## begin RECORD SET
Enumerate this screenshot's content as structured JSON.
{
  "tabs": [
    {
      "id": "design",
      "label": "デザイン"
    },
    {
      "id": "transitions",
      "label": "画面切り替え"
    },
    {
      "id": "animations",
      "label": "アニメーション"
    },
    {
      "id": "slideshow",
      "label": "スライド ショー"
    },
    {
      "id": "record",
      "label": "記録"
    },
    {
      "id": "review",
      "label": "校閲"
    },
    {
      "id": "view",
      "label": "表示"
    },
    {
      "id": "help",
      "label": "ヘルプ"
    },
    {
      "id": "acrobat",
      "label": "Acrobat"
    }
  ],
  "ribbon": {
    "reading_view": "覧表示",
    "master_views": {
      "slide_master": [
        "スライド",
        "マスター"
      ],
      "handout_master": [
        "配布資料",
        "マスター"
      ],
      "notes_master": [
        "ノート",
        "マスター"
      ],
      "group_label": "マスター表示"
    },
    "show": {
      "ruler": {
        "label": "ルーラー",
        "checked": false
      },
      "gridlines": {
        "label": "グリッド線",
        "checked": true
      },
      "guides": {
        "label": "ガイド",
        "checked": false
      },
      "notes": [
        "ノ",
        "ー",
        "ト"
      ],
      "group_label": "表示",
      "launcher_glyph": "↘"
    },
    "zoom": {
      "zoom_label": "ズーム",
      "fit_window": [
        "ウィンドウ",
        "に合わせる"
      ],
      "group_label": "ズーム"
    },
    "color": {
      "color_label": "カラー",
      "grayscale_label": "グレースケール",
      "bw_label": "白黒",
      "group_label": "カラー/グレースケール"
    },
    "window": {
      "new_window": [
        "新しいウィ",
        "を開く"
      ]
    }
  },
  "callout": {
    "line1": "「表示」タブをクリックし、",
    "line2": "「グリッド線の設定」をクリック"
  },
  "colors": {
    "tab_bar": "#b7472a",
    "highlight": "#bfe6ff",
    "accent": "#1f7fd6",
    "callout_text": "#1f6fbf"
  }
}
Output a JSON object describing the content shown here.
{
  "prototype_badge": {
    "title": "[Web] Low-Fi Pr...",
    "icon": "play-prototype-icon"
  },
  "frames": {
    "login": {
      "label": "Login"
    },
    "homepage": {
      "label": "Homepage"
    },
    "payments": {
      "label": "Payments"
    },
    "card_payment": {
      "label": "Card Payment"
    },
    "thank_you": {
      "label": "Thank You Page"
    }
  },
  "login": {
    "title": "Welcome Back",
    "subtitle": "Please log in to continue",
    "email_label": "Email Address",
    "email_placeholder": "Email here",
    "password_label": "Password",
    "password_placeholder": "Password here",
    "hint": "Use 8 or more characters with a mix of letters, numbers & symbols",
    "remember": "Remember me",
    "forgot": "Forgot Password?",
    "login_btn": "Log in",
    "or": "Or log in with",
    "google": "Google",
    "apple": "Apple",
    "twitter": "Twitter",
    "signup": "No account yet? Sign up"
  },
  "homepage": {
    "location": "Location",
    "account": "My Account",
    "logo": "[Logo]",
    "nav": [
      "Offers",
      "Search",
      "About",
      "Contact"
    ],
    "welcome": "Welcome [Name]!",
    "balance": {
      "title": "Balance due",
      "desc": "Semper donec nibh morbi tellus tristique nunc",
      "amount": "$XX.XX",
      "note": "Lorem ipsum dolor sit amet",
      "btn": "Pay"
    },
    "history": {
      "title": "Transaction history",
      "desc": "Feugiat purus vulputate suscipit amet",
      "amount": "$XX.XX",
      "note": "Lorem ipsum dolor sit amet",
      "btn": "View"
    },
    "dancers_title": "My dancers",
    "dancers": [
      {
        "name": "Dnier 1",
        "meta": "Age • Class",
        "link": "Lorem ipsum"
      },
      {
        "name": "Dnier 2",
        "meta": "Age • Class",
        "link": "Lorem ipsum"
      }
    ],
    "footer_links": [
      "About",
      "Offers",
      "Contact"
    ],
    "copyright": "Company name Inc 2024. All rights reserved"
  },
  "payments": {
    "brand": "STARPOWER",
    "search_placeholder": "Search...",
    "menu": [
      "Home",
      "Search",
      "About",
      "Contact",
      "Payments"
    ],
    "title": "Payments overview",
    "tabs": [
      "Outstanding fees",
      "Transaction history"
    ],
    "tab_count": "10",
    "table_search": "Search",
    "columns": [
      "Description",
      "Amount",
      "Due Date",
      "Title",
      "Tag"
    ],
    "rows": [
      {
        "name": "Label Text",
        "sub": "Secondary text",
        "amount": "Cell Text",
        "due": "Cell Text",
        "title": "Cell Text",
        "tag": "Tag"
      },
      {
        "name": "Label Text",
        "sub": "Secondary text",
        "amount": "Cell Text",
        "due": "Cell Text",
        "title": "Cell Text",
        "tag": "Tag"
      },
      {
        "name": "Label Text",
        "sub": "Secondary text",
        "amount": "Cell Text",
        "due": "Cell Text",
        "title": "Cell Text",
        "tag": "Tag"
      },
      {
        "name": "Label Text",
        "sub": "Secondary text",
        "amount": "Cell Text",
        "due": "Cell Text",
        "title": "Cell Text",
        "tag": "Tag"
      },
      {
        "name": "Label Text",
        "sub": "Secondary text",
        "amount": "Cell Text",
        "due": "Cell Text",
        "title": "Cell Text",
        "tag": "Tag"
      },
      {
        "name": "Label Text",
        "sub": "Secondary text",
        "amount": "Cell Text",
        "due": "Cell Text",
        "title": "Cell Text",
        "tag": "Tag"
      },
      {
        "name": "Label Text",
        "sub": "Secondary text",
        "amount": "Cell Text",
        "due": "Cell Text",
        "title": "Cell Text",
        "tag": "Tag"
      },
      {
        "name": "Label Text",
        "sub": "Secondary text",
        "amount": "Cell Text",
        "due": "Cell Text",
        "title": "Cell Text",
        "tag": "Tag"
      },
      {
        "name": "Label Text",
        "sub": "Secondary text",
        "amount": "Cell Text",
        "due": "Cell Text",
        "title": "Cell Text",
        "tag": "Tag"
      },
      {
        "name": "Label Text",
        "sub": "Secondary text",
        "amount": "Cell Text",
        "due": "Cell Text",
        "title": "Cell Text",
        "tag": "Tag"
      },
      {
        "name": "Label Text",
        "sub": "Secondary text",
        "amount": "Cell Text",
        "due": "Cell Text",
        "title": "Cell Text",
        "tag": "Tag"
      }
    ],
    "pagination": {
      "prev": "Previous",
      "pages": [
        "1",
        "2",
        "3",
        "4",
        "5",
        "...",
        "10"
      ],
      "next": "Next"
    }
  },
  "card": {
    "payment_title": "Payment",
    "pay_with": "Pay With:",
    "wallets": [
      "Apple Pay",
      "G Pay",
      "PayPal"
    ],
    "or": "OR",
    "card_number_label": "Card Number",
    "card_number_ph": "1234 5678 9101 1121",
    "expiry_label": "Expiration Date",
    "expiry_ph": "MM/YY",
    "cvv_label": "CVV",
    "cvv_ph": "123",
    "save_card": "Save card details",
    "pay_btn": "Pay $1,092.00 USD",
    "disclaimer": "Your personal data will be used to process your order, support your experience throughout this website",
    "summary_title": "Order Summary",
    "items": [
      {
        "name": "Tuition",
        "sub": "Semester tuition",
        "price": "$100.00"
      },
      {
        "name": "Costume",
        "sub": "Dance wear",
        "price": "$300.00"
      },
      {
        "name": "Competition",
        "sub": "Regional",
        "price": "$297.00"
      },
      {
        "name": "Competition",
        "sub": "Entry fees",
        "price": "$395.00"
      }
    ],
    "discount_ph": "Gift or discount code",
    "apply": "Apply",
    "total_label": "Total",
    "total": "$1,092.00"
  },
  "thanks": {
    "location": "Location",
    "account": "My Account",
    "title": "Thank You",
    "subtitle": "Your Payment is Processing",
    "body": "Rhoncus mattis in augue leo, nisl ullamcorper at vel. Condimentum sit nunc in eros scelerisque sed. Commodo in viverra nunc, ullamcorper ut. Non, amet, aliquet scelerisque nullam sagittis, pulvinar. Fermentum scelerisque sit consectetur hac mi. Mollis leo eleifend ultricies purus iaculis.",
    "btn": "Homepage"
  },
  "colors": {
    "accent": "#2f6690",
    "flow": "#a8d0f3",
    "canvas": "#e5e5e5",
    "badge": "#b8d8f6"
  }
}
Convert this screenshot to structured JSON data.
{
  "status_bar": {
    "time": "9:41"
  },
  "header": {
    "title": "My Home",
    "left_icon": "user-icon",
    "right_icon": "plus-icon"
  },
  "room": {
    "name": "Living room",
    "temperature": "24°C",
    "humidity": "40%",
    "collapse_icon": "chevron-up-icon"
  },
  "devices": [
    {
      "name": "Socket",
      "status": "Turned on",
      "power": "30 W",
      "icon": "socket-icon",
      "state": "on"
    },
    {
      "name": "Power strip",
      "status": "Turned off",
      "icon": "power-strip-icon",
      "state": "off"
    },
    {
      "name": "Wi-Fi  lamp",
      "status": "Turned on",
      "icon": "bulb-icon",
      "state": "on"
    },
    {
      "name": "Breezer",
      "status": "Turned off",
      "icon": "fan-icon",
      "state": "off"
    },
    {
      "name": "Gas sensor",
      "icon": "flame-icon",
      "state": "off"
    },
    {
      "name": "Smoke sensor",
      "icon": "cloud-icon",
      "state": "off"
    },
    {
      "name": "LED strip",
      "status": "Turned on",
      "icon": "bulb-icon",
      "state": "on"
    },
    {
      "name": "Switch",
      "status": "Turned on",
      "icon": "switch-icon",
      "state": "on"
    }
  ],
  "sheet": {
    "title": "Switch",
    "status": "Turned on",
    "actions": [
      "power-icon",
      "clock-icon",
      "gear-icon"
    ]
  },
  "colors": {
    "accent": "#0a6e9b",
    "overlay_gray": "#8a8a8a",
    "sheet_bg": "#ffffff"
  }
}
## end RECORD SET
» TASK REQUIREMENTS: Which lines in the data above contain "Your"? Show each one.

» TASK SOLUTION:
    "disclaimer": "Your personal data will be used to process your order, support your experience throughout this website",
    "subtitle": "Your Payment is Processing",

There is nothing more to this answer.